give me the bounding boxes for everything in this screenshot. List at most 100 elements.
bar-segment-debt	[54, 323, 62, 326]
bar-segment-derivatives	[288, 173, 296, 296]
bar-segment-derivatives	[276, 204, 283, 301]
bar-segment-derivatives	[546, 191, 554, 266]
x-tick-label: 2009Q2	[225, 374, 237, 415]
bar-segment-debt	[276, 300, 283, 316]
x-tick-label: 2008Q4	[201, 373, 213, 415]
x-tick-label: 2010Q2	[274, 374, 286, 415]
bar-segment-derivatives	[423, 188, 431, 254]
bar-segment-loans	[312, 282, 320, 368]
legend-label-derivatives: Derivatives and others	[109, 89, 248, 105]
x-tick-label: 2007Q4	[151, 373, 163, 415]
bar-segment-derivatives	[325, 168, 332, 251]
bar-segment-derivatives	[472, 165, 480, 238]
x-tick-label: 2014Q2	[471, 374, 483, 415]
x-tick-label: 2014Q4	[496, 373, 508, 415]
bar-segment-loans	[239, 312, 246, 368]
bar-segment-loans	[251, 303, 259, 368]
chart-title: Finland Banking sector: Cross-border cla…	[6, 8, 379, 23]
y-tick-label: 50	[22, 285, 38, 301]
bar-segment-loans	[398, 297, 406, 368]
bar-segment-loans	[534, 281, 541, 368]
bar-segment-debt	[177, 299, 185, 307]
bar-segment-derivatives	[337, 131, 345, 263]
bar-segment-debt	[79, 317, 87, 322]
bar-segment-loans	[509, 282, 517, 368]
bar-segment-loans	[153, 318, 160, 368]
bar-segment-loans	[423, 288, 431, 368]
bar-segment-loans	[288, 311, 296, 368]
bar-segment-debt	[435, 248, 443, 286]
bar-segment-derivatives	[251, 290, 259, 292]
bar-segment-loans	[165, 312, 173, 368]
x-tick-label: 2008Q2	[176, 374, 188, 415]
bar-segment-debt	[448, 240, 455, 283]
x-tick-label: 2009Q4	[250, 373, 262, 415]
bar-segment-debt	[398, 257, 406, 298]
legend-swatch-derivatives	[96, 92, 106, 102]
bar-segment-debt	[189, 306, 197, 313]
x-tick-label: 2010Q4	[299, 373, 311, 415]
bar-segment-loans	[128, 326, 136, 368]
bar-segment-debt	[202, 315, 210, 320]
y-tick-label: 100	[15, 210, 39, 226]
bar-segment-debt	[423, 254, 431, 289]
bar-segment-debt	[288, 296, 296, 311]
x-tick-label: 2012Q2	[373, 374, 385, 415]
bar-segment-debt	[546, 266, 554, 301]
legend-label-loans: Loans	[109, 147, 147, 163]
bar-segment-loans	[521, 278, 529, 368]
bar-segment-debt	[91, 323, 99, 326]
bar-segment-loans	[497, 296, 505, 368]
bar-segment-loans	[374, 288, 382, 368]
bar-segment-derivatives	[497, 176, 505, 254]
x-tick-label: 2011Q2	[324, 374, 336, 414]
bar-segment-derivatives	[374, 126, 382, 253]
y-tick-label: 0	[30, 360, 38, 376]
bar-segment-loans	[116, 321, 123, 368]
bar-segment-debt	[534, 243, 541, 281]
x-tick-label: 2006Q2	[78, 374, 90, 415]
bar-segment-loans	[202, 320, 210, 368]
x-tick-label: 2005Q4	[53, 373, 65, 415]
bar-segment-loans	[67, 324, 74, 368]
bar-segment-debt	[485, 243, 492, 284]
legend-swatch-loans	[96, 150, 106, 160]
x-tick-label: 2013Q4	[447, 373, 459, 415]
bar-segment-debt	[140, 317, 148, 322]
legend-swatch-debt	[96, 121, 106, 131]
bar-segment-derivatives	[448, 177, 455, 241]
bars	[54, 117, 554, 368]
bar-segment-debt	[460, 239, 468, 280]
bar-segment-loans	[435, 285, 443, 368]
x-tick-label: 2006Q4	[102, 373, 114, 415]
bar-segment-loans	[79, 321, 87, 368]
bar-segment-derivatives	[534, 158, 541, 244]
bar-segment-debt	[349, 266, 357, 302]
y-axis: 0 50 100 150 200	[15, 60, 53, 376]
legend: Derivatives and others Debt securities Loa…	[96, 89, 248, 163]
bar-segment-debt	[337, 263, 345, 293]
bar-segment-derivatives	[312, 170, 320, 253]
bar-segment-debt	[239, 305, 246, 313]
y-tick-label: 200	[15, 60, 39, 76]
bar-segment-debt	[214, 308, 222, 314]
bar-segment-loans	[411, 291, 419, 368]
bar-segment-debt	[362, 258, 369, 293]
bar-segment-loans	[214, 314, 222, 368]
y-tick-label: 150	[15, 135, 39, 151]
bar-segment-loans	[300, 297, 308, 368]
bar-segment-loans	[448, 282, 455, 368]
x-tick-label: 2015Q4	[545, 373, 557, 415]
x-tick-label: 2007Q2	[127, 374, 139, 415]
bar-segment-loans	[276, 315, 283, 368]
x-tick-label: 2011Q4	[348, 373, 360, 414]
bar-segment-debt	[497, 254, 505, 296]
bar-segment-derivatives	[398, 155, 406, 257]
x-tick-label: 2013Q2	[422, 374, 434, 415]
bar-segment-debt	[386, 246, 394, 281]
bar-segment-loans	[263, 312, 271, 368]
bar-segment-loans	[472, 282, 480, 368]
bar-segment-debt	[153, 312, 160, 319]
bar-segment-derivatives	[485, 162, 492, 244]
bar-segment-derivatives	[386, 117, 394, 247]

- [EXERCISE]
Please convert all of the rows above into a JSON list of strings, with one string per line and blank lines left out.

- [CORRECT RESPONSE]
[
  "give me the bounding boxes for everything in this screenshot. List at most 100 elements.",
  "bar-segment-debt\t[54, 323, 62, 326]",
  "bar-segment-derivatives\t[288, 173, 296, 296]",
  "bar-segment-derivatives\t[276, 204, 283, 301]",
  "bar-segment-derivatives\t[546, 191, 554, 266]",
  "x-tick-label: 2009Q2\t[225, 374, 237, 415]",
  "bar-segment-debt\t[276, 300, 283, 316]",
  "x-tick-label: 2008Q4\t[201, 373, 213, 415]",
  "x-tick-label: 2010Q2\t[274, 374, 286, 415]",
  "bar-segment-derivatives\t[423, 188, 431, 254]",
  "bar-segment-loans\t[312, 282, 320, 368]",
  "legend-label-derivatives: Derivatives and others\t[109, 89, 248, 105]",
  "x-tick-label: 2007Q4\t[151, 373, 163, 415]",
  "bar-segment-derivatives\t[325, 168, 332, 251]",
  "bar-segment-derivatives\t[472, 165, 480, 238]",
  "x-tick-label: 2014Q2\t[471, 374, 483, 415]",
  "x-tick-label: 2014Q4\t[496, 373, 508, 415]",
  "bar-segment-loans\t[239, 312, 246, 368]",
  "bar-segment-loans\t[251, 303, 259, 368]",
  "chart-title: Finland Banking sector: Cross-border cla…\t[6, 8, 379, 23]",
  "y-tick-label: 50\t[22, 285, 38, 301]",
  "bar-segment-loans\t[398, 297, 406, 368]",
  "bar-segment-loans\t[534, 281, 541, 368]",
  "bar-segment-debt\t[177, 299, 185, 307]",
  "bar-segment-derivatives\t[337, 131, 345, 263]",
  "bar-segment-debt\t[79, 317, 87, 322]",
  "bar-segment-loans\t[509, 282, 517, 368]",
  "bar-segment-loans\t[153, 318, 160, 368]",
  "bar-segment-loans\t[423, 288, 431, 368]",
  "bar-segment-loans\t[288, 311, 296, 368]",
  "bar-segment-debt\t[435, 248, 443, 286]",
  "bar-segment-derivatives\t[251, 290, 259, 292]",
  "bar-segment-loans\t[165, 312, 173, 368]",
  "x-tick-label: 2008Q2\t[176, 374, 188, 415]",
  "bar-segment-debt\t[448, 240, 455, 283]",
  "x-tick-label: 2009Q4\t[250, 373, 262, 415]",
  "bar-segment-debt\t[398, 257, 406, 298]",
  "legend-swatch-derivatives\t[96, 92, 106, 102]",
  "bar-segment-debt\t[189, 306, 197, 313]",
  "x-tick-label: 2010Q4\t[299, 373, 311, 415]",
  "bar-segment-loans\t[128, 326, 136, 368]",
  "bar-segment-debt\t[202, 315, 210, 320]",
  "y-tick-label: 100\t[15, 210, 39, 226]",
  "bar-segment-debt\t[423, 254, 431, 289]",
  "bar-segment-debt\t[288, 296, 296, 311]",
  "x-tick-label: 2012Q2\t[373, 374, 385, 415]",
  "bar-segment-debt\t[546, 266, 554, 301]",
  "legend-label-loans: Loans\t[109, 147, 147, 163]",
  "bar-segment-loans\t[521, 278, 529, 368]",
  "bar-segment-debt\t[91, 323, 99, 326]",
  "bar-segment-loans\t[497, 296, 505, 368]",
  "bar-segment-loans\t[374, 288, 382, 368]",
  "bar-segment-derivatives\t[497, 176, 505, 254]",
  "x-tick-label: 2011Q2\t[324, 374, 336, 414]",
  "bar-segment-derivatives\t[374, 126, 382, 253]",
  "y-tick-label: 0\t[30, 360, 38, 376]",
  "bar-segment-loans\t[116, 321, 123, 368]",
  "bar-segment-debt\t[534, 243, 541, 281]",
  "x-tick-label: 2006Q2\t[78, 374, 90, 415]",
  "bar-segment-loans\t[202, 320, 210, 368]",
  "x-tick-label: 2005Q4\t[53, 373, 65, 415]",
  "bar-segment-loans\t[67, 324, 74, 368]",
  "bar-segment-debt\t[485, 243, 492, 284]",
  "legend-swatch-loans\t[96, 150, 106, 160]",
  "x-tick-label: 2013Q4\t[447, 373, 459, 415]",
  "bar-segment-debt\t[140, 317, 148, 322]",
  "legend-swatch-debt\t[96, 121, 106, 131]",
  "bar-segment-derivatives\t[448, 177, 455, 241]",
  "bars\t[54, 117, 554, 368]",
  "bar-segment-debt\t[460, 239, 468, 280]",
  "bar-segment-loans\t[435, 285, 443, 368]",
  "x-tick-label: 2006Q4\t[102, 373, 114, 415]",
  "bar-segment-loans\t[79, 321, 87, 368]",
  "bar-segment-derivatives\t[534, 158, 541, 244]",
  "bar-segment-debt\t[349, 266, 357, 302]",
  "y-axis: 0 50 100 150 200\t[15, 60, 53, 376]",
  "legend: Derivatives and others Debt securities Loa…\t[96, 89, 248, 163]",
  "bar-segment-debt\t[337, 263, 345, 293]",
  "bar-segment-derivatives\t[312, 170, 320, 253]",
  "bar-segment-debt\t[239, 305, 246, 313]",
  "y-tick-label: 200\t[15, 60, 39, 76]",
  "bar-segment-debt\t[214, 308, 222, 314]",
  "bar-segment-loans\t[411, 291, 419, 368]",
  "bar-segment-debt\t[362, 258, 369, 293]",
  "bar-segment-loans\t[214, 314, 222, 368]",
  "y-tick-label: 150\t[15, 135, 39, 151]",
  "bar-segment-loans\t[300, 297, 308, 368]",
  "bar-segment-loans\t[448, 282, 455, 368]",
  "x-tick-label: 2015Q4\t[545, 373, 557, 415]",
  "x-tick-label: 2007Q2\t[127, 374, 139, 415]",
  "bar-segment-loans\t[276, 315, 283, 368]",
  "x-tick-label: 2011Q4\t[348, 373, 360, 414]",
  "bar-segment-debt\t[497, 254, 505, 296]",
  "bar-segment-derivatives\t[398, 155, 406, 257]",
  "x-tick-label: 2013Q2\t[422, 374, 434, 415]",
  "bar-segment-debt\t[386, 246, 394, 281]",
  "bar-segment-loans\t[263, 312, 271, 368]",
  "bar-segment-loans\t[472, 282, 480, 368]",
  "bar-segment-debt\t[153, 312, 160, 319]",
  "bar-segment-derivatives\t[485, 162, 492, 244]",
  "bar-segment-derivatives\t[386, 117, 394, 247]"
]